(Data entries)
begin
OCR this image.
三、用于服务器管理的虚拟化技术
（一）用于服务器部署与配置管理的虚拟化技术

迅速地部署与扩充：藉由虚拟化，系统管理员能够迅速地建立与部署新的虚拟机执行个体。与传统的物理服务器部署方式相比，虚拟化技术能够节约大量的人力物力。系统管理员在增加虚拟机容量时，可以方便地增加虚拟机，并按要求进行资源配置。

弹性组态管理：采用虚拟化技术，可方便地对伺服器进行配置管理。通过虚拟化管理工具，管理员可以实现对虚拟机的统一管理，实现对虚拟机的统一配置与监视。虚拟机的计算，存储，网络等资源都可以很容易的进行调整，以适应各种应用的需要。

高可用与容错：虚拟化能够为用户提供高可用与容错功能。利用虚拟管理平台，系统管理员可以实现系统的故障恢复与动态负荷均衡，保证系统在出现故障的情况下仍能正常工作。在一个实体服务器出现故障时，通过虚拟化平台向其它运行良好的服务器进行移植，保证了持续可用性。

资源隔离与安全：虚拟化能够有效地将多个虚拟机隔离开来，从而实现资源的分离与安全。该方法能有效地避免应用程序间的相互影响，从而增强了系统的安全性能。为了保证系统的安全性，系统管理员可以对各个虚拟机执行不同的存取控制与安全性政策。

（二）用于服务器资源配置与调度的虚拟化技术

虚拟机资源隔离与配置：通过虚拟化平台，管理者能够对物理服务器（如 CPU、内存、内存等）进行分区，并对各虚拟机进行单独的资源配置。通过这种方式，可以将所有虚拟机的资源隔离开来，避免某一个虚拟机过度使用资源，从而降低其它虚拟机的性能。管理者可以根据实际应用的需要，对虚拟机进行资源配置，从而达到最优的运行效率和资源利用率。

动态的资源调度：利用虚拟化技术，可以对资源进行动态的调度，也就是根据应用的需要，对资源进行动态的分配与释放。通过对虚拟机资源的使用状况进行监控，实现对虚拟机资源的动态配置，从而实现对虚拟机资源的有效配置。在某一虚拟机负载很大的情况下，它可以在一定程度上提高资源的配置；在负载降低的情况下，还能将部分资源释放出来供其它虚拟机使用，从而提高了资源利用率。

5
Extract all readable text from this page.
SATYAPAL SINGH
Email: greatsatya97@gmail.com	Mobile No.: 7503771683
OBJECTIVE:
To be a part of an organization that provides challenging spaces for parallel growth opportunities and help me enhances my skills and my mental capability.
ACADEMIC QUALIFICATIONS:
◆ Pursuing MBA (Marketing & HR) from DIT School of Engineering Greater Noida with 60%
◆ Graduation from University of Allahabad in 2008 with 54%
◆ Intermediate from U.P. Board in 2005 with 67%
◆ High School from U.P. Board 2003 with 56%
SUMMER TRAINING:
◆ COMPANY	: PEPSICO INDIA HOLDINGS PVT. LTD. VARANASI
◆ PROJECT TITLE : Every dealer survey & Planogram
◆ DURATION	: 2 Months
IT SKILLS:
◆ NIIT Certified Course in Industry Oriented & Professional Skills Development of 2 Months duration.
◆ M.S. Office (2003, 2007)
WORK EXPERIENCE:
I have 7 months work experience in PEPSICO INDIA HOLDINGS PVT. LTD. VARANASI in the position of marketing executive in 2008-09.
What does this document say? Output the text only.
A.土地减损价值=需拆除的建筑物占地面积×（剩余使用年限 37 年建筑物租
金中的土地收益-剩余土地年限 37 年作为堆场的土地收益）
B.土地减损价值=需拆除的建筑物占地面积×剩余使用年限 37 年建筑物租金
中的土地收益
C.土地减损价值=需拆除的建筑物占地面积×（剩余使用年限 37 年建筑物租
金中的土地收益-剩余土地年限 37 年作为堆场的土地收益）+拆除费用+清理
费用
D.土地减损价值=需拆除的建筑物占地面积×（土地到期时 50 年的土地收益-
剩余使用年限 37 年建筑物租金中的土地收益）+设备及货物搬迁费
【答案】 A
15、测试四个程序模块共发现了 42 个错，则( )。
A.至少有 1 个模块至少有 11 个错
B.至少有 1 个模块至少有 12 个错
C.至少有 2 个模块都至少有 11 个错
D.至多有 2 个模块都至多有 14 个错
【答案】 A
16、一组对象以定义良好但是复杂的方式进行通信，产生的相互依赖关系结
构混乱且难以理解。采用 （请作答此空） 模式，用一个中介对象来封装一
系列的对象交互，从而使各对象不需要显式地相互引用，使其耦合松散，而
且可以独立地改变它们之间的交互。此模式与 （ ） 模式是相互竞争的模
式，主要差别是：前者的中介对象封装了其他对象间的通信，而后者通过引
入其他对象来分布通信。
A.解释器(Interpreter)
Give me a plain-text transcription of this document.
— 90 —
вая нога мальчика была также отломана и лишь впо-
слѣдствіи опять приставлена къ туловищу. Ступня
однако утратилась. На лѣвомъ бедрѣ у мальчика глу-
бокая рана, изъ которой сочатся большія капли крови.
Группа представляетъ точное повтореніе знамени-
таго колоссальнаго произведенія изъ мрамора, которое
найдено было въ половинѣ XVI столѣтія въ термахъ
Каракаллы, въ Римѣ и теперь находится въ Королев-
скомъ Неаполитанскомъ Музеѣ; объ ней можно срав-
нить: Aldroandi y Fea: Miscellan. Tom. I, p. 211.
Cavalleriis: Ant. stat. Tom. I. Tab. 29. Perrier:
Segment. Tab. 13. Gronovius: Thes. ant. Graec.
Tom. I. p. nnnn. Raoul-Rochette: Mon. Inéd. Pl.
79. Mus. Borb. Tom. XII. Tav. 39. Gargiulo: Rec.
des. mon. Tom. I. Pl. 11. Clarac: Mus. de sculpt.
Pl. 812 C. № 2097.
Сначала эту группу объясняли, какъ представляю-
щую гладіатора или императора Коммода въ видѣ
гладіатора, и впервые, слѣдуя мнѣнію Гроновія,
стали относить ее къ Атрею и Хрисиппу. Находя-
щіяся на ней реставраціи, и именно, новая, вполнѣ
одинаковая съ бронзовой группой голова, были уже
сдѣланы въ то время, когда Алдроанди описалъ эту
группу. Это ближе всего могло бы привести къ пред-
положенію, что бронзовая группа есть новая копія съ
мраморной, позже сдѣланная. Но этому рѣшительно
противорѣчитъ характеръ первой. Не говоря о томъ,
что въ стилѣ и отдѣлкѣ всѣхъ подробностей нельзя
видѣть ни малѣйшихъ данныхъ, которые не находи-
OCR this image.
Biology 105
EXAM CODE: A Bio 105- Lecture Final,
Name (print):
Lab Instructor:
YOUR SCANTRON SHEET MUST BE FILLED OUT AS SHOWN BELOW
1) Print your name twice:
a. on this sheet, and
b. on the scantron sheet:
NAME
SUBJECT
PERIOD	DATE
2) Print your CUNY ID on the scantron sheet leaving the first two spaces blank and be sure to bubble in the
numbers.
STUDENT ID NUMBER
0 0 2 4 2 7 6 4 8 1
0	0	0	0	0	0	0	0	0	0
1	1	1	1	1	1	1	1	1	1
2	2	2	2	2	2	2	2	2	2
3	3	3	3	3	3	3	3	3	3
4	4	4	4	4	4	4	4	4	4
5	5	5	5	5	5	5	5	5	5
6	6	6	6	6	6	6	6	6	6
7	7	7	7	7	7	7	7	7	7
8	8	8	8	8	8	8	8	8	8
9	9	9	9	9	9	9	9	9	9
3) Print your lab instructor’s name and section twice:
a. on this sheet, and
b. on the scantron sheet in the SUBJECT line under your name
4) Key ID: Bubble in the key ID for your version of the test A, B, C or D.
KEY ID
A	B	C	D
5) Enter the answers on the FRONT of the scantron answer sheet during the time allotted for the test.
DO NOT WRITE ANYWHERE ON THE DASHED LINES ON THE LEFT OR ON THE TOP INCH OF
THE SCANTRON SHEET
end
Direction: Retype each record exactly, leaving nothing out.

Task solution:
OCR this image.
三、用于服务器管理的虚拟化技术
（一）用于服务器部署与配置管理的虚拟化技术

迅速地部署与扩充：藉由虚拟化，系统管理员能够迅速地建立与部署新的虚拟机执行个体。与传统的物理服务器部署方式相比，虚拟化技术能够节约大量的人力物力。系统管理员在增加虚拟机容量时，可以方便地增加虚拟机，并按要求进行资源配置。

弹性组态管理：采用虚拟化技术，可方便地对伺服器进行配置管理。通过虚拟化管理工具，管理员可以实现对虚拟机的统一管理，实现对虚拟机的统一配置与监视。虚拟机的计算，存储，网络等资源都可以很容易的进行调整，以适应各种应用的需要。

高可用与容错：虚拟化能够为用户提供高可用与容错功能。利用虚拟管理平台，系统管理员可以实现系统的故障恢复与动态负荷均衡，保证系统在出现故障的情况下仍能正常工作。在一个实体服务器出现故障时，通过虚拟化平台向其它运行良好的服务器进行移植，保证了持续可用性。

资源隔离与安全：虚拟化能够有效地将多个虚拟机隔离开来，从而实现资源的分离与安全。该方法能有效地避免应用程序间的相互影响，从而增强了系统的安全性能。为了保证系统的安全性，系统管理员可以对各个虚拟机执行不同的存取控制与安全性政策。

（二）用于服务器资源配置与调度的虚拟化技术

虚拟机资源隔离与配置：通过虚拟化平台，管理者能够对物理服务器（如 CPU、内存、内存等）进行分区，并对各虚拟机进行单独的资源配置。通过这种方式，可以将所有虚拟机的资源隔离开来，避免某一个虚拟机过度使用资源，从而降低其它虚拟机的性能。管理者可以根据实际应用的需要，对虚拟机进行资源配置，从而达到最优的运行效率和资源利用率。

动态的资源调度：利用虚拟化技术，可以对资源进行动态的调度，也就是根据应用的需要，对资源进行动态的分配与释放。通过对虚拟机资源的使用状况进行监控，实现对虚拟机资源的动态配置，从而实现对虚拟机资源的有效配置。在某一虚拟机负载很大的情况下，它可以在一定程度上提高资源的配置；在负载降低的情况下，还能将部分资源释放出来供其它虚拟机使用，从而提高了资源利用率。

5
Extract all readable text from this page.
SATYAPAL SINGH
Email: greatsatya97@gmail.com	Mobile No.: 7503771683
OBJECTIVE:
To be a part of an organization that provides challenging spaces for parallel growth opportunities and help me enhances my skills and my mental capability.
ACADEMIC QUALIFICATIONS:
◆ Pursuing MBA (Marketing & HR) from DIT School of Engineering Greater Noida with 60%
◆ Graduation from University of Allahabad in 2008 with 54%
◆ Intermediate from U.P. Board in 2005 with 67%
◆ High School from U.P. Board 2003 with 56%
SUMMER TRAINING:
◆ COMPANY	: PEPSICO INDIA HOLDINGS PVT. LTD. VARANASI
◆ PROJECT TITLE : Every dealer survey & Planogram
◆ DURATION	: 2 Months
IT SKILLS:
◆ NIIT Certified Course in Industry Oriented & Professional Skills Development of 2 Months duration.
◆ M.S. Office (2003, 2007)
WORK EXPERIENCE:
I have 7 months work experience in PEPSICO INDIA HOLDINGS PVT. LTD. VARANASI in the position of marketing executive in 2008-09.
What does this document say? Output the text only.
A.土地减损价值=需拆除的建筑物占地面积×（剩余使用年限 37 年建筑物租
金中的土地收益-剩余土地年限 37 年作为堆场的土地收益）
B.土地减损价值=需拆除的建筑物占地面积×剩余使用年限 37 年建筑物租金
中的土地收益
C.土地减损价值=需拆除的建筑物占地面积×（剩余使用年限 37 年建筑物租
金中的土地收益-剩余土地年限 37 年作为堆场的土地收益）+拆除费用+清理
费用
D.土地减损价值=需拆除的建筑物占地面积×（土地到期时 50 年的土地收益-
剩余使用年限 37 年建筑物租金中的土地收益）+设备及货物搬迁费
【答案】 A
15、测试四个程序模块共发现了 42 个错，则( )。
A.至少有 1 个模块至少有 11 个错
B.至少有 1 个模块至少有 12 个错
C.至少有 2 个模块都至少有 11 个错
D.至多有 2 个模块都至多有 14 个错
【答案】 A
16、一组对象以定义良好但是复杂的方式进行通信，产生的相互依赖关系结
构混乱且难以理解。采用 （请作答此空） 模式，用一个中介对象来封装一
系列的对象交互，从而使各对象不需要显式地相互引用，使其耦合松散，而
且可以独立地改变它们之间的交互。此模式与 （ ） 模式是相互竞争的模
式，主要差别是：前者的中介对象封装了其他对象间的通信，而后者通过引
入其他对象来分布通信。
A.解释器(Interpreter)
Give me a plain-text transcription of this document.
— 90 —
вая нога мальчика была также отломана и лишь впо-
слѣдствіи опять приставлена къ туловищу. Ступня
однако утратилась. На лѣвомъ бедрѣ у мальчика глу-
бокая рана, изъ которой сочатся большія капли крови.
Группа представляетъ точное повтореніе знамени-
таго колоссальнаго произведенія изъ мрамора, которое
найдено было въ половинѣ XVI столѣтія въ термахъ
Каракаллы, въ Римѣ и теперь находится въ Королев-
скомъ Неаполитанскомъ Музеѣ; объ ней можно срав-
нить: Aldroandi y Fea: Miscellan. Tom. I, p. 211.
Cavalleriis: Ant. stat. Tom. I. Tab. 29. Perrier:
Segment. Tab. 13. Gronovius: Thes. ant. Graec.
Tom. I. p. nnnn. Raoul-Rochette: Mon. Inéd. Pl.
79. Mus. Borb. Tom. XII. Tav. 39. Gargiulo: Rec.
des. mon. Tom. I. Pl. 11. Clarac: Mus. de sculpt.
Pl. 812 C. № 2097.
Сначала эту группу объясняли, какъ представляю-
щую гладіатора или императора Коммода въ видѣ
гладіатора, и впервые, слѣдуя мнѣнію Гроновія,
стали относить ее къ Атрею и Хрисиппу. Находя-
щіяся на ней реставраціи, и именно, новая, вполнѣ
одинаковая съ бронзовой группой голова, были уже
сдѣланы въ то время, когда Алдроанди описалъ эту
группу. Это ближе всего могло бы привести къ пред-
положенію, что бронзовая группа есть новая копія съ
мраморной, позже сдѣланная. Но этому рѣшительно
противорѣчитъ характеръ первой. Не говоря о томъ,
что въ стилѣ и отдѣлкѣ всѣхъ подробностей нельзя
видѣть ни малѣйшихъ данныхъ, которые не находи-
OCR this image.
Biology 105
EXAM CODE: A Bio 105- Lecture Final,
Name (print):
Lab Instructor:
YOUR SCANTRON SHEET MUST BE FILLED OUT AS SHOWN BELOW
1) Print your name twice:
a. on this sheet, and
b. on the scantron sheet:
NAME
SUBJECT
PERIOD	DATE
2) Print your CUNY ID on the scantron sheet leaving the first two spaces blank and be sure to bubble in the
numbers.
STUDENT ID NUMBER
0 0 2 4 2 7 6 4 8 1
0	0	0	0	0	0	0	0	0	0
1	1	1	1	1	1	1	1	1	1
2	2	2	2	2	2	2	2	2	2
3	3	3	3	3	3	3	3	3	3
4	4	4	4	4	4	4	4	4	4
5	5	5	5	5	5	5	5	5	5
6	6	6	6	6	6	6	6	6	6
7	7	7	7	7	7	7	7	7	7
8	8	8	8	8	8	8	8	8	8
9	9	9	9	9	9	9	9	9	9
3) Print your lab instructor’s name and section twice:
a. on this sheet, and
b. on the scantron sheet in the SUBJECT line under your name
4) Key ID: Bubble in the key ID for your version of the test A, B, C or D.
KEY ID
A	B	C	D
5) Enter the answers on the FRONT of the scantron answer sheet during the time allotted for the test.
DO NOT WRITE ANYWHERE ON THE DASHED LINES ON THE LEFT OR ON THE TOP INCH OF
THE SCANTRON SHEET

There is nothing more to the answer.